▶ _STATED EXERCISE_
Please put every line of the records below into a JSON list of strings, one string per line, skipping blank lines and leaving the pictures out.

▶ _ITEMS_
=-=-=

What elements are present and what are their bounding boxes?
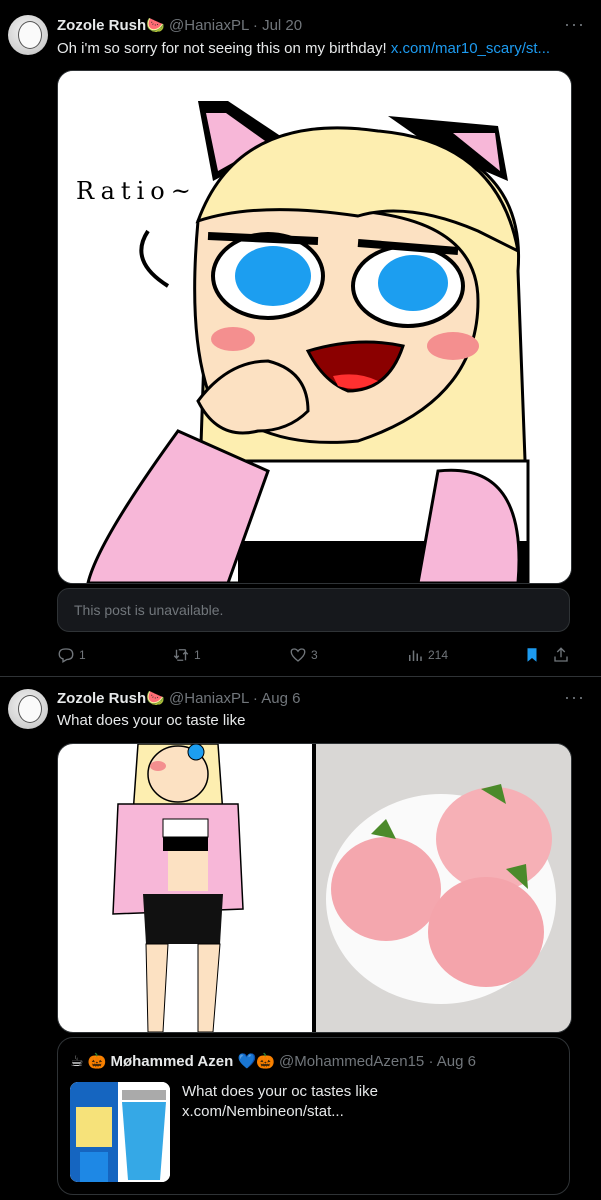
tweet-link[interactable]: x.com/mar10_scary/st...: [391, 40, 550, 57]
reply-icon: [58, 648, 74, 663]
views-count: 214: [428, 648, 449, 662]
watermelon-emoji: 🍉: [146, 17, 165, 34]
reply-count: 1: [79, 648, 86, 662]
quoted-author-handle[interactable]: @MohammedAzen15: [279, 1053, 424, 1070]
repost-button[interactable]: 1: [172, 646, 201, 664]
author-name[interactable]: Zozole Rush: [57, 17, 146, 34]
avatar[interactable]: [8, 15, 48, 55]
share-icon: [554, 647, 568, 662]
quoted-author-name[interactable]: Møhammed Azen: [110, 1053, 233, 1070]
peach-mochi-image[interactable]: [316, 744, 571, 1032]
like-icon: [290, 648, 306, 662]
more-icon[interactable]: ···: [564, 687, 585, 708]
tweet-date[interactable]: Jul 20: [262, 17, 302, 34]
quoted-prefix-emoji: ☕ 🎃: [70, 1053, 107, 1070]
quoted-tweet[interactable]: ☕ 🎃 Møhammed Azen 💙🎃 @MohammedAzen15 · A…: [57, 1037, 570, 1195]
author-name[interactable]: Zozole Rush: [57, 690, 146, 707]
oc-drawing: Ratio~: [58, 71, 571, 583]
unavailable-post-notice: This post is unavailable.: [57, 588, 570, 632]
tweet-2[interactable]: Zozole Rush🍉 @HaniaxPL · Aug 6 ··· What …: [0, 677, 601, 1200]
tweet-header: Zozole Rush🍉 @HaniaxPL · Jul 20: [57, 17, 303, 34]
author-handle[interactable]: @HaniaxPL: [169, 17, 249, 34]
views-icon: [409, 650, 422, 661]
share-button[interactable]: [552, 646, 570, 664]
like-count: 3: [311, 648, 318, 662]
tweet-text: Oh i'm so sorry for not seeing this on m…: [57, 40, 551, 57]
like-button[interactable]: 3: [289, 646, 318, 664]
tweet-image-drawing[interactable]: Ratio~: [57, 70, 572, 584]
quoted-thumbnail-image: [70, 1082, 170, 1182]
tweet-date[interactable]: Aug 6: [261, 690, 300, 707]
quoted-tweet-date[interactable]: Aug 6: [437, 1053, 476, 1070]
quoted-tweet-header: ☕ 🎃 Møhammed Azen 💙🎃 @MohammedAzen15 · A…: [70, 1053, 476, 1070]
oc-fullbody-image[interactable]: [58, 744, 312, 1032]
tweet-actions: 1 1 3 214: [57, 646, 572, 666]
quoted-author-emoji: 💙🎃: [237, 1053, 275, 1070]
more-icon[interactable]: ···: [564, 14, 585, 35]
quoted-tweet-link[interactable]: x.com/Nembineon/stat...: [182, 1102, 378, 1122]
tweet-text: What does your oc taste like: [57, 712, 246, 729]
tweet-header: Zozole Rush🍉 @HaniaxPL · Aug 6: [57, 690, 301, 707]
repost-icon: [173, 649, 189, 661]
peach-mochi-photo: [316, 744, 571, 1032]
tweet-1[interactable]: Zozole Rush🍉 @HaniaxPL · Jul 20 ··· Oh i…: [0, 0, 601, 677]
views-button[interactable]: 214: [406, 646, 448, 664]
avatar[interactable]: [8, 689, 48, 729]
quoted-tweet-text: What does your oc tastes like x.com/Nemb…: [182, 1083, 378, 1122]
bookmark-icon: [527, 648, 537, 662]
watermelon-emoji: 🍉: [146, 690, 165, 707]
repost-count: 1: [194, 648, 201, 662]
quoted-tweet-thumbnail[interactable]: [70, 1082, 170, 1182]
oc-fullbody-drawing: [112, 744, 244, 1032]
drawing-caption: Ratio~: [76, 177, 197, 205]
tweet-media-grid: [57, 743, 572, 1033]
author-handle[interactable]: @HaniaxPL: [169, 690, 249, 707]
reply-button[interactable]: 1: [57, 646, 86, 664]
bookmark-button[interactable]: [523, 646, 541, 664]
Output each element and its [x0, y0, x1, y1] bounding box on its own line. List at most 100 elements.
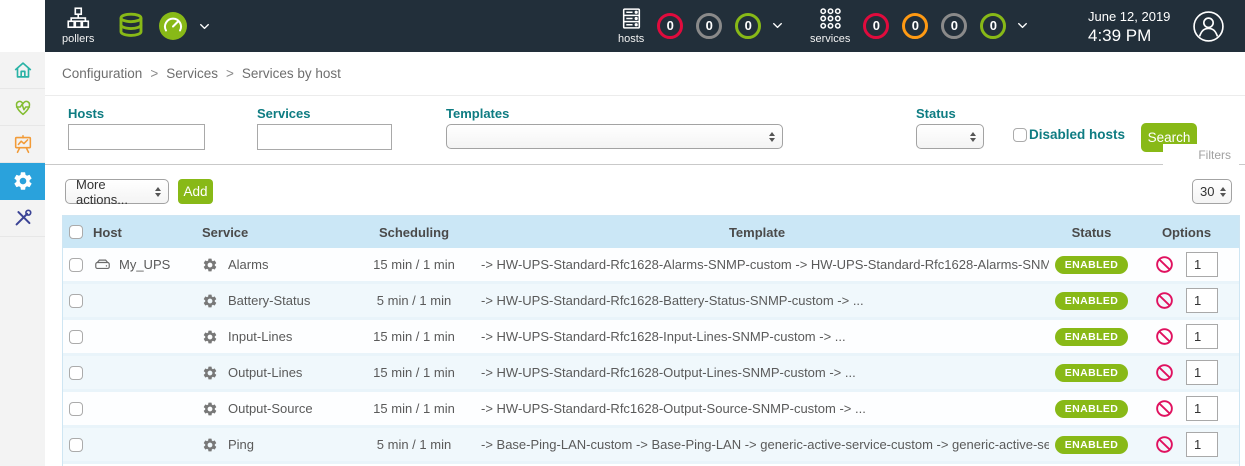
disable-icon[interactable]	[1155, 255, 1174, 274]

=-=-=

▶ _CORRECT RESPONSE_
[
  "What elements are present and what are their bounding boxes?",
  "tweet-link[interactable]: x.com/mar10_scary/st...: [391, 40, 550, 57]",
  "reply-icon: [58, 648, 74, 663]",
  "views-count: 214: [428, 648, 449, 662]",
  "watermelon-emoji: 🍉: [146, 17, 165, 34]",
  "reply-count: 1: [79, 648, 86, 662]",
  "quoted-author-handle[interactable]: @MohammedAzen15: [279, 1053, 424, 1070]",
  "repost-button[interactable]: 1: [172, 646, 201, 664]",
  "author-name[interactable]: Zozole Rush: [57, 17, 146, 34]",
  "avatar[interactable]: [8, 15, 48, 55]",
  "share-icon: [554, 647, 568, 662]",
  "quoted-author-name[interactable]: Møhammed Azen: [110, 1053, 233, 1070]",
  "peach-mochi-image[interactable]: [316, 744, 571, 1032]",
  "like-icon: [290, 648, 306, 662]",
  "more-icon[interactable]: ···: [564, 687, 585, 708]",
  "tweet-date[interactable]: Jul 20: [262, 17, 302, 34]",
  "quoted-prefix-emoji: ☕ 🎃: [70, 1053, 107, 1070]",
  "quoted-tweet[interactable]: ☕ 🎃 Møhammed Azen 💙🎃 @MohammedAzen15 · A…: [57, 1037, 570, 1195]",
  "author-name[interactable]: Zozole Rush: [57, 690, 146, 707]",
  "oc-drawing: Ratio~: [58, 71, 571, 583]",
  "unavailable-post-notice: This post is unavailable.: [57, 588, 570, 632]",
  "tweet-2[interactable]: Zozole Rush🍉 @HaniaxPL · Aug 6 ··· What …: [0, 677, 601, 1200]",
  "tweet-header: Zozole Rush🍉 @HaniaxPL · Jul 20: [57, 17, 303, 34]",
  "author-handle[interactable]: @HaniaxPL: [169, 17, 249, 34]",
  "views-icon: [409, 650, 422, 661]",
  "share-button[interactable]: [552, 646, 570, 664]",
  "like-count: 3: [311, 648, 318, 662]",
  "tweet-text: Oh i'm so sorry for not seeing this on m…: [57, 40, 551, 57]",
  "like-button[interactable]: 3: [289, 646, 318, 664]",
  "tweet-image-drawing[interactable]: Ratio~: [57, 70, 572, 584]",
  "quoted-thumbnail-image: [70, 1082, 170, 1182]",
  "tweet-date[interactable]: Aug 6: [261, 690, 300, 707]",
  "quoted-tweet-date[interactable]: Aug 6: [437, 1053, 476, 1070]",
  "quoted-tweet-header: ☕ 🎃 Møhammed Azen 💙🎃 @MohammedAzen15 · A…: [70, 1053, 476, 1070]",
  "oc-fullbody-image[interactable]: [58, 744, 312, 1032]",
  "tweet-actions: 1 1 3 214: [57, 646, 572, 666]",
  "quoted-author-emoji: 💙🎃: [237, 1053, 275, 1070]",
  "more-icon[interactable]: ···: [564, 14, 585, 35]",
  "quoted-tweet-link[interactable]: x.com/Nembineon/stat...: [182, 1102, 378, 1122]",
  "tweet-text: What does your oc taste like: [57, 712, 246, 729]",
  "tweet-header: Zozole Rush🍉 @HaniaxPL · Aug 6: [57, 690, 301, 707]",
  "repost-icon: [173, 649, 189, 661]",
  "peach-mochi-photo: [316, 744, 571, 1032]",
  "tweet-1[interactable]: Zozole Rush🍉 @HaniaxPL · Jul 20 ··· Oh i…: [0, 0, 601, 677]",
  "views-button[interactable]: 214: [406, 646, 448, 664]",
  "avatar[interactable]: [8, 689, 48, 729]",
  "quoted-tweet-text: What does your oc tastes like x.com/Nemb…: [182, 1083, 378, 1122]",
  "bookmark-icon: [527, 648, 537, 662]",
  "watermelon-emoji: 🍉: [146, 690, 165, 707]",
  "repost-count: 1: [194, 648, 201, 662]",
  "quoted-tweet-thumbnail[interactable]: [70, 1082, 170, 1182]",
  "oc-fullbody-drawing: [112, 744, 244, 1032]",
  "drawing-caption: Ratio~: [76, 177, 197, 205]",
  "tweet-media-grid: [57, 743, 572, 1033]",
  "author-handle[interactable]: @HaniaxPL: [169, 690, 249, 707]",
  "reply-button[interactable]: 1: [57, 646, 86, 664]",
  "bookmark-button[interactable]: [523, 646, 541, 664]",
  "Output each element and its [x0, y0, x1, y1] bounding box on its own line. List at most 100 elements.",
  "disable-icon[interactable]\t[1155, 255, 1174, 274]"
]